#### Directions
Of the lines in the records that follow, how many include the word "relative"? Answer with a bare number.

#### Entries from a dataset
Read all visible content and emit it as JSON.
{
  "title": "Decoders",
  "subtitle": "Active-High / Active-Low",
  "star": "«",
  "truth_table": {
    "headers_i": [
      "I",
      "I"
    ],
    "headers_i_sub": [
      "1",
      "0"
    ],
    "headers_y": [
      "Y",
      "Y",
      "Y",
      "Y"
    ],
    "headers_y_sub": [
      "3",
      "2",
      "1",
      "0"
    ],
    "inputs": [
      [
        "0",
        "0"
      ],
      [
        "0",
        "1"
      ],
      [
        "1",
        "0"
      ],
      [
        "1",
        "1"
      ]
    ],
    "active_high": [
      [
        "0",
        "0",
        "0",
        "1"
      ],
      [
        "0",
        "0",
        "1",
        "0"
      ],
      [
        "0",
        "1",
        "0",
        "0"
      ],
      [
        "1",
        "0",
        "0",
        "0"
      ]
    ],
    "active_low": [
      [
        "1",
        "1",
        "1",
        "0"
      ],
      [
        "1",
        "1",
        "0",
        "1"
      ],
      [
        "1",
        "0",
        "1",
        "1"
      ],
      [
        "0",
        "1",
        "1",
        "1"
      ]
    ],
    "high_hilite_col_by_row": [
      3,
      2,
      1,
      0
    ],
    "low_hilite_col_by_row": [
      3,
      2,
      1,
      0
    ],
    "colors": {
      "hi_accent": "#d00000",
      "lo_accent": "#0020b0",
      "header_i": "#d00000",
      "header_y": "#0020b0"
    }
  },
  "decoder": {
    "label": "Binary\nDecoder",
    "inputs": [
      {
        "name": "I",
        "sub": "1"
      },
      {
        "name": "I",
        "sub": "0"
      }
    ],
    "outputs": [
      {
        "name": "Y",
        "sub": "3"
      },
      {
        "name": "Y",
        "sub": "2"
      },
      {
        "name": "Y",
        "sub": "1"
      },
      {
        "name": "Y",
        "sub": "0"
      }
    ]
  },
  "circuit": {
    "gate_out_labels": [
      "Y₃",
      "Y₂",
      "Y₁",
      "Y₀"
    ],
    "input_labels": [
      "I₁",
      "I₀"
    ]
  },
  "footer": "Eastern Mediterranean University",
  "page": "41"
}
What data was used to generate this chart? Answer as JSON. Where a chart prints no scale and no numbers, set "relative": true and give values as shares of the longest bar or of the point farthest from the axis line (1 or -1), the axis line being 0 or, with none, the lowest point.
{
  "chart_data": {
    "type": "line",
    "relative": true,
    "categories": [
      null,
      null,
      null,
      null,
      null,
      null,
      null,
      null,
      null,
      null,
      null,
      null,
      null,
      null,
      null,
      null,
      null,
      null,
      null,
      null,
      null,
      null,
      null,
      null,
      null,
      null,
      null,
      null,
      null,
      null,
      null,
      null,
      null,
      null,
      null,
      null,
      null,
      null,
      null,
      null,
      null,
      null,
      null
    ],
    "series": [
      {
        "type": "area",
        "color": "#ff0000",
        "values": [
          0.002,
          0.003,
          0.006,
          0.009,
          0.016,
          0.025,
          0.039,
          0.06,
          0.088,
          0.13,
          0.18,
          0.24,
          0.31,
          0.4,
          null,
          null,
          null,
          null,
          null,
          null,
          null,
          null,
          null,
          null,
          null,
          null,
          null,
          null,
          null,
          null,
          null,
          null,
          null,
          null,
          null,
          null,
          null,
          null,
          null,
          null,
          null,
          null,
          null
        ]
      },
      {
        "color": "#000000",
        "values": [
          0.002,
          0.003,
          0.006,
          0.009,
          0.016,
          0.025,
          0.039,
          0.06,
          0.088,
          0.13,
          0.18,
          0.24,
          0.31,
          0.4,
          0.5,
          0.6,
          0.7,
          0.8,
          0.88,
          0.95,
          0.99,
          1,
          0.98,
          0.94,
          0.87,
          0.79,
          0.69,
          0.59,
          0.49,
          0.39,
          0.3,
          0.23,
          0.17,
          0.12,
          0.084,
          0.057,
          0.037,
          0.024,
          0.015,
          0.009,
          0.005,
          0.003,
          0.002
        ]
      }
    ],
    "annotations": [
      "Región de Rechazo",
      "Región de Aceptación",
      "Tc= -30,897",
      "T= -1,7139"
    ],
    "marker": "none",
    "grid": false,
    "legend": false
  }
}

#### Full solution
2